Records from a data collection
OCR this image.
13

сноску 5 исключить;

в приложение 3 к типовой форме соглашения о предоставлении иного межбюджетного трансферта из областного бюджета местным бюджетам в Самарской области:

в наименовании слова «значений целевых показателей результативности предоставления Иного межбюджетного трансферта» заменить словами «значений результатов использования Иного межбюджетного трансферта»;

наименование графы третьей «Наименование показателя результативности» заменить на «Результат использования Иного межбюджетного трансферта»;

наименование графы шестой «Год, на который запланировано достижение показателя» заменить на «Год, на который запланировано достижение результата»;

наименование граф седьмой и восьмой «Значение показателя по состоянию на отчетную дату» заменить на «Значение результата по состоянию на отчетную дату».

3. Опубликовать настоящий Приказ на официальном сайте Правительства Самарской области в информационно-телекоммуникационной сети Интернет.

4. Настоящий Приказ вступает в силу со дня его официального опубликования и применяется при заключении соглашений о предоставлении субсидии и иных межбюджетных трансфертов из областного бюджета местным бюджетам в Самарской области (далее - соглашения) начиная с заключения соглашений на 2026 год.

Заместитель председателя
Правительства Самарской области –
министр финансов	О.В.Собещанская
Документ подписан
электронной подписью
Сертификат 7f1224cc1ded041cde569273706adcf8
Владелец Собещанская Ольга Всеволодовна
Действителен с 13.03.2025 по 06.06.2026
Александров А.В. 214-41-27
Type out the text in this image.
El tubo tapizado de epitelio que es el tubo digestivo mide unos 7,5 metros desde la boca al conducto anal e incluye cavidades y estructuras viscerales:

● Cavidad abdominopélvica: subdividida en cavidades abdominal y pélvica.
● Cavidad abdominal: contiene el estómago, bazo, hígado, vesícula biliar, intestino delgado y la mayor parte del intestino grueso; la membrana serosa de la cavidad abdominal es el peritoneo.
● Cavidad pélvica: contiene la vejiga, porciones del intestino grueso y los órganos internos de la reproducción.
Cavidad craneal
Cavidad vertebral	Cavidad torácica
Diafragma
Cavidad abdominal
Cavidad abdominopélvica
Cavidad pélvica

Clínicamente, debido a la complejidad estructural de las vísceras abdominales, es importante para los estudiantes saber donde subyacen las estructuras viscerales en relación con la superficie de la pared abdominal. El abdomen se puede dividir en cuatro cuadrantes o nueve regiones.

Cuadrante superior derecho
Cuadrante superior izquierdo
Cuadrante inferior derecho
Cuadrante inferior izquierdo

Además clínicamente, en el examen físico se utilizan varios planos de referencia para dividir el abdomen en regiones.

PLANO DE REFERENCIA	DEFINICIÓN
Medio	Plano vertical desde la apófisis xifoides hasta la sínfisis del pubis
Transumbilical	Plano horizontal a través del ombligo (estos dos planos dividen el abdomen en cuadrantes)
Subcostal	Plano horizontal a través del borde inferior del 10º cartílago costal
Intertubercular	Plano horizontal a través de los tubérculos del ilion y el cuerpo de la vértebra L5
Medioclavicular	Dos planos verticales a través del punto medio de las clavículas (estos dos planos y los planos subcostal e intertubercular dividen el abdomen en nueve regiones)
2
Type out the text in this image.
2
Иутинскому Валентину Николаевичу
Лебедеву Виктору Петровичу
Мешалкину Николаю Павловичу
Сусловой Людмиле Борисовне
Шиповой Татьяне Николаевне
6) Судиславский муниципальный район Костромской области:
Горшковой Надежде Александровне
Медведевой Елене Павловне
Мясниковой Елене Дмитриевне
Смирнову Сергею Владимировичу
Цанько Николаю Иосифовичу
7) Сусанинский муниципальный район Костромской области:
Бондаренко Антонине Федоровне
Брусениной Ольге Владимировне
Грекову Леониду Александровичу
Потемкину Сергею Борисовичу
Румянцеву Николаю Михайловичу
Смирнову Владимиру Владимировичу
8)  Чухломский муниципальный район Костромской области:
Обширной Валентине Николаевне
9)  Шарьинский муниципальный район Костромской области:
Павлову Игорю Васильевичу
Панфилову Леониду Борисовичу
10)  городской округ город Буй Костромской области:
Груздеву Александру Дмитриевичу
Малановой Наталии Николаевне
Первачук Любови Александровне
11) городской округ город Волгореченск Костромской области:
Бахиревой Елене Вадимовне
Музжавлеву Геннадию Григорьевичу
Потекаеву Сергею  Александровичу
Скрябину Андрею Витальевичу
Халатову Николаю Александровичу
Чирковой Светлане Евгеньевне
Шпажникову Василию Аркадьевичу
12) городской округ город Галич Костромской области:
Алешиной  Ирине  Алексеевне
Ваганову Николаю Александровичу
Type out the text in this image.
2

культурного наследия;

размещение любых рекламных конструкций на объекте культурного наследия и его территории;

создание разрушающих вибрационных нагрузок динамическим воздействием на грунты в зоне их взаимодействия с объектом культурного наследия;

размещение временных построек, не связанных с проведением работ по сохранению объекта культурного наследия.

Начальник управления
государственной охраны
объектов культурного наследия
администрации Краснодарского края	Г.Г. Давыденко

## [Problem to work on]
Every record above needs to be repeated word for word.

## [Reply to the task]
OCR this image.
13

сноску 5 исключить;

в приложение 3 к типовой форме соглашения о предоставлении иного межбюджетного трансферта из областного бюджета местным бюджетам в Самарской области:

в наименовании слова «значений целевых показателей результативности предоставления Иного межбюджетного трансферта» заменить словами «значений результатов использования Иного межбюджетного трансферта»;

наименование графы третьей «Наименование показателя результативности» заменить на «Результат использования Иного межбюджетного трансферта»;

наименование графы шестой «Год, на который запланировано достижение показателя» заменить на «Год, на который запланировано достижение результата»;

наименование граф седьмой и восьмой «Значение показателя по состоянию на отчетную дату» заменить на «Значение результата по состоянию на отчетную дату».

3. Опубликовать настоящий Приказ на официальном сайте Правительства Самарской области в информационно-телекоммуникационной сети Интернет.

4. Настоящий Приказ вступает в силу со дня его официального опубликования и применяется при заключении соглашений о предоставлении субсидии и иных межбюджетных трансфертов из областного бюджета местным бюджетам в Самарской области (далее - соглашения) начиная с заключения соглашений на 2026 год.

Заместитель председателя
Правительства Самарской области –
министр финансов	О.В.Собещанская
Документ подписан
электронной подписью
Сертификат 7f1224cc1ded041cde569273706adcf8
Владелец Собещанская Ольга Всеволодовна
Действителен с 13.03.2025 по 06.06.2026
Александров А.В. 214-41-27
Type out the text in this image.
El tubo tapizado de epitelio que es el tubo digestivo mide unos 7,5 metros desde la boca al conducto anal e incluye cavidades y estructuras viscerales:

● Cavidad abdominopélvica: subdividida en cavidades abdominal y pélvica.
● Cavidad abdominal: contiene el estómago, bazo, hígado, vesícula biliar, intestino delgado y la mayor parte del intestino grueso; la membrana serosa de la cavidad abdominal es el peritoneo.
● Cavidad pélvica: contiene la vejiga, porciones del intestino grueso y los órganos internos de la reproducción.
Cavidad craneal
Cavidad vertebral	Cavidad torácica
Diafragma
Cavidad abdominal
Cavidad abdominopélvica
Cavidad pélvica

Clínicamente, debido a la complejidad estructural de las vísceras abdominales, es importante para los estudiantes saber donde subyacen las estructuras viscerales en relación con la superficie de la pared abdominal. El abdomen se puede dividir en cuatro cuadrantes o nueve regiones.

Cuadrante superior derecho
Cuadrante superior izquierdo
Cuadrante inferior derecho
Cuadrante inferior izquierdo

Además clínicamente, en el examen físico se utilizan varios planos de referencia para dividir el abdomen en regiones.

PLANO DE REFERENCIA	DEFINICIÓN
Medio	Plano vertical desde la apófisis xifoides hasta la sínfisis del pubis
Transumbilical	Plano horizontal a través del ombligo (estos dos planos dividen el abdomen en cuadrantes)
Subcostal	Plano horizontal a través del borde inferior del 10º cartílago costal
Intertubercular	Plano horizontal a través de los tubérculos del ilion y el cuerpo de la vértebra L5
Medioclavicular	Dos planos verticales a través del punto medio de las clavículas (estos dos planos y los planos subcostal e intertubercular dividen el abdomen en nueve regiones)
2
Type out the text in this image.
2
Иутинскому Валентину Николаевичу
Лебедеву Виктору Петровичу
Мешалкину Николаю Павловичу
Сусловой Людмиле Борисовне
Шиповой Татьяне Николаевне
6) Судиславский муниципальный район Костромской области:
Горшковой Надежде Александровне
Медведевой Елене Павловне
Мясниковой Елене Дмитриевне
Смирнову Сергею Владимировичу
Цанько Николаю Иосифовичу
7) Сусанинский муниципальный район Костромской области:
Бондаренко Антонине Федоровне
Брусениной Ольге Владимировне
Грекову Леониду Александровичу
Потемкину Сергею Борисовичу
Румянцеву Николаю Михайловичу
Смирнову Владимиру Владимировичу
8)  Чухломский муниципальный район Костромской области:
Обширной Валентине Николаевне
9)  Шарьинский муниципальный район Костромской области:
Павлову Игорю Васильевичу
Панфилову Леониду Борисовичу
10)  городской округ город Буй Костромской области:
Груздеву Александру Дмитриевичу
Малановой Наталии Николаевне
Первачук Любови Александровне
11) городской округ город Волгореченск Костромской области:
Бахиревой Елене Вадимовне
Музжавлеву Геннадию Григорьевичу
Потекаеву Сергею  Александровичу
Скрябину Андрею Витальевичу
Халатову Николаю Александровичу
Чирковой Светлане Евгеньевне
Шпажникову Василию Аркадьевичу
12) городской округ город Галич Костромской области:
Алешиной  Ирине  Алексеевне
Ваганову Николаю Александровичу
Type out the text in this image.
2

культурного наследия;

размещение любых рекламных конструкций на объекте культурного наследия и его территории;

создание разрушающих вибрационных нагрузок динамическим воздействием на грунты в зоне их взаимодействия с объектом культурного наследия;

размещение временных построек, не связанных с проведением работ по сохранению объекта культурного наследия.

Начальник управления
государственной охраны
объектов культурного наследия
администрации Краснодарского края	Г.Г. Давыденко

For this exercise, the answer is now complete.